"""
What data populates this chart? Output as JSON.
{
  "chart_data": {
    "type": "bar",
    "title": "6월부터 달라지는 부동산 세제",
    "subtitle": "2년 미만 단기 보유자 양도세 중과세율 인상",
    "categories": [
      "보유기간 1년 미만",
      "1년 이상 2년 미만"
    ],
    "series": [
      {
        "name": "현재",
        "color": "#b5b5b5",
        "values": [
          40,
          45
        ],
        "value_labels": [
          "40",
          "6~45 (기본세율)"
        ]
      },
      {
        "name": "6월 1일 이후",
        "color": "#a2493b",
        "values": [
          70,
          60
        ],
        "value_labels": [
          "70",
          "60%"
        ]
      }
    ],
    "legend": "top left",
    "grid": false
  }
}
"""
Given instruction: Every entry should be printed again exactly as written.

Correct result:
What data populates this chart? Output as JSON.
{
  "chart_data": {
    "type": "bar",
    "title": "6월부터 달라지는 부동산 세제",
    "subtitle": "2년 미만 단기 보유자 양도세 중과세율 인상",
    "categories": [
      "보유기간 1년 미만",
      "1년 이상 2년 미만"
    ],
    "series": [
      {
        "name": "현재",
        "color": "#b5b5b5",
        "values": [
          40,
          45
        ],
        "value_labels": [
          "40",
          "6~45 (기본세율)"
        ]
      },
      {
        "name": "6월 1일 이후",
        "color": "#a2493b",
        "values": [
          70,
          60
        ],
        "value_labels": [
          "70",
          "60%"
        ]
      }
    ],
    "legend": "top left",
    "grid": false
  }
}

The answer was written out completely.